▶ **WORK ORDER**: State only the number of lines below where the word "million" is found.

Data entries for graphics
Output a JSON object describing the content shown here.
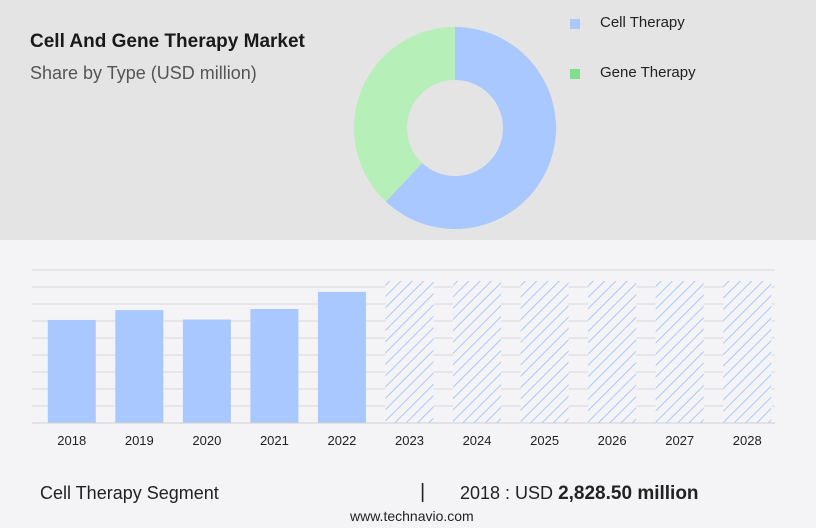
{
  "header": {
    "title": "Cell And Gene Therapy Market",
    "subtitle": "Share by Type (USD million)"
  },
  "legend": [
    {
      "label": "Cell Therapy",
      "color": "#a9c8ff"
    },
    {
      "label": "Gene Therapy",
      "color": "#7ee08f"
    }
  ],
  "footer": {
    "segment": "Cell Therapy Segment",
    "separator": "|",
    "year_label": "2018 : USD",
    "value": "2,828.50 million",
    "source": "www.technavio.com"
  },
  "chart_data": [
    {
      "type": "pie",
      "donut": true,
      "series": [
        {
          "name": "Cell Therapy",
          "value": 62,
          "color": "#a9c8ff"
        },
        {
          "name": "Gene Therapy",
          "value": 38,
          "color": "#b7efb8"
        }
      ]
    },
    {
      "type": "bar",
      "categories": [
        "2018",
        "2019",
        "2020",
        "2021",
        "2022",
        "2023",
        "2024",
        "2025",
        "2026",
        "2027",
        "2028"
      ],
      "values": [
        2828.5,
        3100,
        2840,
        3130,
        3600,
        null,
        null,
        null,
        null,
        null,
        null
      ],
      "forecast_from": "2023",
      "ylim": [
        0,
        4200
      ],
      "grid": true,
      "bar_color": "#a9c8ff",
      "forecast_pattern": "hatched"
    }
  ]
}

▶ **RESPONSE FOR THIS EXERCISE**: 2